What you should do: Extract each line from the entries below that has the string "Summer" in it.
= = = =
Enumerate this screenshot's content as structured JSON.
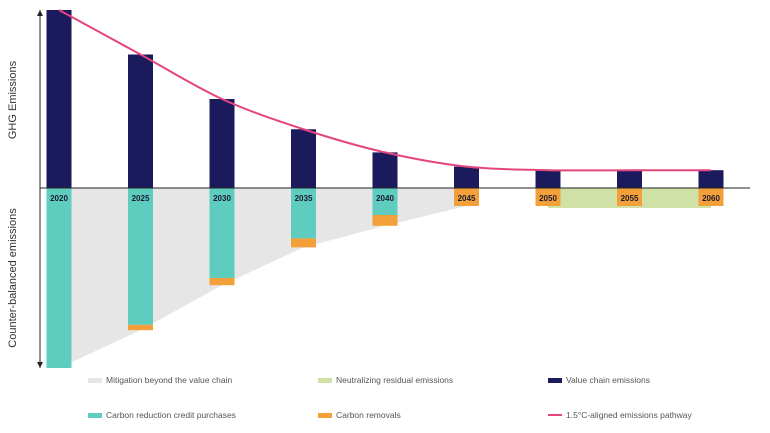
{
  "chart_data": {
    "type": "bar",
    "axis_titles": {
      "upper": "GHG Emissions",
      "lower": "Counter-balanced emissions"
    },
    "categories": [
      "2020",
      "2025",
      "2030",
      "2035",
      "2040",
      "2045",
      "2050",
      "2055",
      "2060"
    ],
    "series": [
      {
        "name": "Value chain emissions",
        "color": "#1b1a5c",
        "values": [
          100,
          75,
          50,
          33,
          20,
          12,
          10,
          10,
          10
        ]
      },
      {
        "name": "Carbon reduction credit purchases",
        "color": "#5ecdc0",
        "values": [
          100,
          76,
          50,
          28,
          15,
          4,
          0,
          0,
          0
        ]
      },
      {
        "name": "Carbon removals",
        "color": "#f4a03a",
        "values": [
          0,
          3,
          4,
          5,
          6,
          6,
          10,
          10,
          10
        ]
      }
    ],
    "areas": [
      {
        "name": "Mitigation beyond the value chain",
        "color": "#e6e6e6"
      },
      {
        "name": "Neutralizing residual emissions",
        "color": "#cfe1a5"
      }
    ],
    "line": {
      "name": "1.5°C-aligned emissions pathway",
      "color": "#e5457d",
      "values": [
        100,
        75,
        50,
        33,
        20,
        12,
        10,
        10,
        10
      ]
    },
    "ylim": [
      -100,
      100
    ]
  },
  "legend": [
    {
      "label": "Mitigation beyond the value chain",
      "color": "#e6e6e6",
      "kind": "area"
    },
    {
      "label": "Neutralizing residual emissions",
      "color": "#cfe1a5",
      "kind": "area"
    },
    {
      "label": "Value chain emissions",
      "color": "#1b1a5c",
      "kind": "bar"
    },
    {
      "label": "Carbon reduction credit purchases",
      "color": "#5ecdc0",
      "kind": "bar"
    },
    {
      "label": "Carbon removals",
      "color": "#f4a03a",
      "kind": "bar"
    },
    {
      "label": "1.5°C-aligned emissions pathway",
      "color": "#e5457d",
      "kind": "line"
    }
  ]
}
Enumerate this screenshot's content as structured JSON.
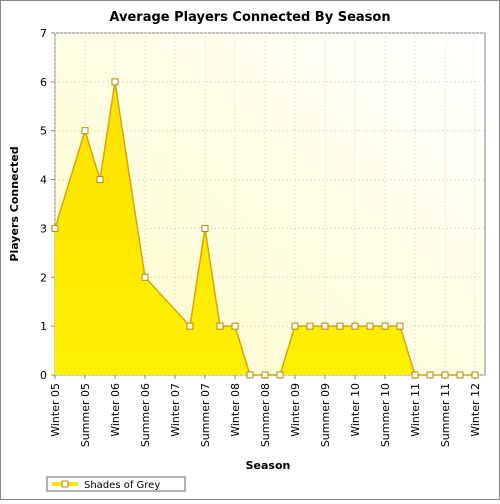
{
  "chart_data": {
    "type": "area",
    "title": "Average Players Connected By Season",
    "x_label": "Season",
    "y_label": "Players Connected",
    "categories": [
      "Winter 05",
      null,
      "Summer 05",
      null,
      "Winter 06",
      null,
      "Summer 06",
      null,
      "Winter 07",
      null,
      "Summer 07",
      null,
      "Winter 08",
      null,
      "Summer 08",
      null,
      "Winter 09",
      null,
      "Summer 09",
      null,
      "Winter 10",
      null,
      "Summer 10",
      null,
      "Winter 11",
      null,
      "Summer 11",
      null,
      "Winter 12"
    ],
    "series": [
      {
        "name": "Shades of Grey",
        "color": "#ffe600",
        "values": [
          3,
          null,
          5,
          4,
          6,
          null,
          2,
          null,
          null,
          1,
          3,
          1,
          1,
          0,
          0,
          0,
          1,
          1,
          1,
          1,
          1,
          1,
          1,
          1,
          0,
          0,
          0,
          0,
          0
        ]
      }
    ],
    "ylim": [
      0,
      7
    ],
    "yticks": [
      0,
      1,
      2,
      3,
      4,
      5,
      6,
      7
    ],
    "grid": true,
    "legend": "bottom-left"
  }
}
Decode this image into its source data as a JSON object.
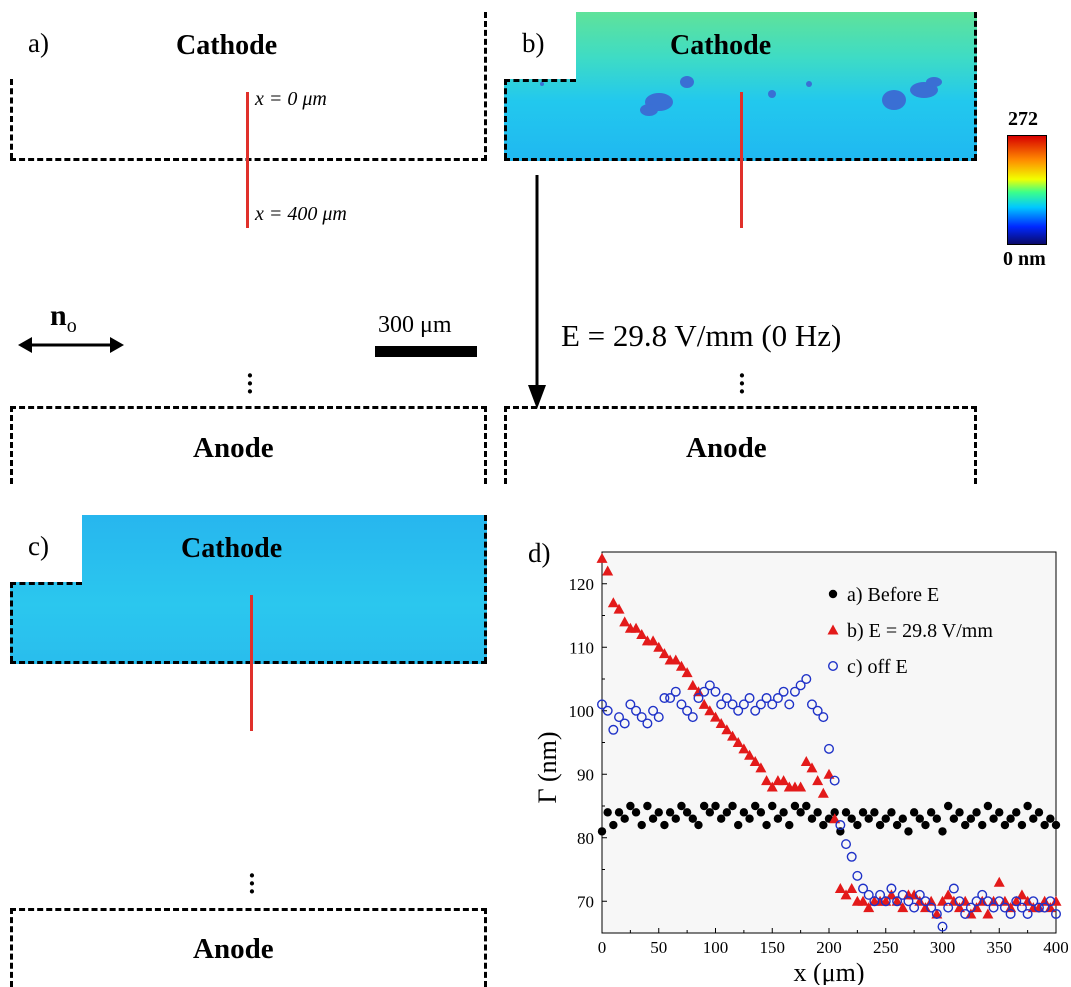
{
  "panels": {
    "a": {
      "letter": "a)",
      "cathode": "Cathode",
      "anode": "Anode",
      "x0": "x = 0 μm",
      "x400": "x = 400 μm",
      "director": "n",
      "director_sub": "o",
      "scalebar": "300 μm"
    },
    "b": {
      "letter": "b)",
      "cathode": "Cathode",
      "anode": "Anode",
      "field": "E = 29.8 V/mm (0 Hz)"
    },
    "c": {
      "letter": "c)",
      "cathode": "Cathode",
      "anode": "Anode"
    },
    "d": {
      "letter": "d)"
    }
  },
  "colorbar": {
    "max_label": "272",
    "min_label": "0 nm",
    "colors": [
      "#d70000",
      "#ff8a00",
      "#f2ff00",
      "#3cff8a",
      "#00c8ff",
      "#0028ff",
      "#0a0a6a"
    ]
  },
  "chart_data": {
    "type": "scatter",
    "xlabel": "x (μm)",
    "ylabel": "Γ (nm)",
    "xlim": [
      0,
      400
    ],
    "ylim": [
      65,
      125
    ],
    "xticks": [
      0,
      50,
      100,
      150,
      200,
      250,
      300,
      350,
      400
    ],
    "yticks": [
      70,
      80,
      90,
      100,
      110,
      120
    ],
    "legend_position": "top-right",
    "series": [
      {
        "name": "a) Before E",
        "marker": "filled-circle",
        "color": "#000000",
        "x": [
          0,
          5,
          10,
          15,
          20,
          25,
          30,
          35,
          40,
          45,
          50,
          55,
          60,
          65,
          70,
          75,
          80,
          85,
          90,
          95,
          100,
          105,
          110,
          115,
          120,
          125,
          130,
          135,
          140,
          145,
          150,
          155,
          160,
          165,
          170,
          175,
          180,
          185,
          190,
          195,
          200,
          205,
          210,
          215,
          220,
          225,
          230,
          235,
          240,
          245,
          250,
          255,
          260,
          265,
          270,
          275,
          280,
          285,
          290,
          295,
          300,
          305,
          310,
          315,
          320,
          325,
          330,
          335,
          340,
          345,
          350,
          355,
          360,
          365,
          370,
          375,
          380,
          385,
          390,
          395,
          400
        ],
        "y": [
          81,
          84,
          82,
          84,
          83,
          85,
          84,
          82,
          85,
          83,
          84,
          82,
          84,
          83,
          85,
          84,
          83,
          82,
          85,
          84,
          85,
          83,
          84,
          85,
          82,
          84,
          83,
          85,
          84,
          82,
          85,
          83,
          84,
          82,
          85,
          84,
          85,
          83,
          84,
          82,
          83,
          84,
          81,
          84,
          83,
          82,
          84,
          83,
          84,
          82,
          83,
          84,
          82,
          83,
          81,
          84,
          83,
          82,
          84,
          83,
          81,
          85,
          83,
          84,
          82,
          83,
          84,
          82,
          85,
          83,
          84,
          82,
          83,
          84,
          82,
          85,
          83,
          84,
          82,
          83,
          82
        ]
      },
      {
        "name": "b) E = 29.8 V/mm",
        "marker": "filled-triangle",
        "color": "#e31a1a",
        "x": [
          0,
          5,
          10,
          15,
          20,
          25,
          30,
          35,
          40,
          45,
          50,
          55,
          60,
          65,
          70,
          75,
          80,
          85,
          90,
          95,
          100,
          105,
          110,
          115,
          120,
          125,
          130,
          135,
          140,
          145,
          150,
          155,
          160,
          165,
          170,
          175,
          180,
          185,
          190,
          195,
          200,
          205,
          210,
          215,
          220,
          225,
          230,
          235,
          240,
          245,
          250,
          255,
          260,
          265,
          270,
          275,
          280,
          285,
          290,
          295,
          300,
          305,
          310,
          315,
          320,
          325,
          330,
          335,
          340,
          345,
          350,
          355,
          360,
          365,
          370,
          375,
          380,
          385,
          390,
          395,
          400
        ],
        "y": [
          124,
          122,
          117,
          116,
          114,
          113,
          113,
          112,
          111,
          111,
          110,
          109,
          108,
          108,
          107,
          106,
          104,
          103,
          101,
          100,
          99,
          98,
          97,
          96,
          95,
          94,
          93,
          92,
          91,
          89,
          88,
          89,
          89,
          88,
          88,
          88,
          92,
          91,
          89,
          87,
          90,
          83,
          72,
          71,
          72,
          70,
          70,
          69,
          70,
          70,
          70,
          71,
          70,
          69,
          71,
          71,
          70,
          69,
          70,
          68,
          70,
          71,
          70,
          69,
          70,
          68,
          69,
          70,
          68,
          70,
          73,
          70,
          69,
          70,
          71,
          70,
          69,
          69,
          70,
          69,
          70
        ]
      },
      {
        "name": "c) off E",
        "marker": "open-circle",
        "color": "#1f32c8",
        "x": [
          0,
          5,
          10,
          15,
          20,
          25,
          30,
          35,
          40,
          45,
          50,
          55,
          60,
          65,
          70,
          75,
          80,
          85,
          90,
          95,
          100,
          105,
          110,
          115,
          120,
          125,
          130,
          135,
          140,
          145,
          150,
          155,
          160,
          165,
          170,
          175,
          180,
          185,
          190,
          195,
          200,
          205,
          210,
          215,
          220,
          225,
          230,
          235,
          240,
          245,
          250,
          255,
          260,
          265,
          270,
          275,
          280,
          285,
          290,
          295,
          300,
          305,
          310,
          315,
          320,
          325,
          330,
          335,
          340,
          345,
          350,
          355,
          360,
          365,
          370,
          375,
          380,
          385,
          390,
          395,
          400
        ],
        "y": [
          101,
          100,
          97,
          99,
          98,
          101,
          100,
          99,
          98,
          100,
          99,
          102,
          102,
          103,
          101,
          100,
          99,
          102,
          103,
          104,
          103,
          101,
          102,
          101,
          100,
          101,
          102,
          100,
          101,
          102,
          101,
          102,
          103,
          101,
          103,
          104,
          105,
          101,
          100,
          99,
          94,
          89,
          82,
          79,
          77,
          74,
          72,
          71,
          70,
          71,
          70,
          72,
          70,
          71,
          70,
          69,
          71,
          70,
          69,
          68,
          66,
          69,
          72,
          70,
          68,
          69,
          70,
          71,
          70,
          69,
          70,
          69,
          68,
          70,
          69,
          68,
          70,
          69,
          69,
          70,
          68
        ]
      }
    ]
  }
}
= = = =
Expected answer:
      "Summer 05",
      "Summer 06",
      "Summer 07",
      "Summer 08",
      "Summer 09",
      "Summer 10",
      "Summer 11",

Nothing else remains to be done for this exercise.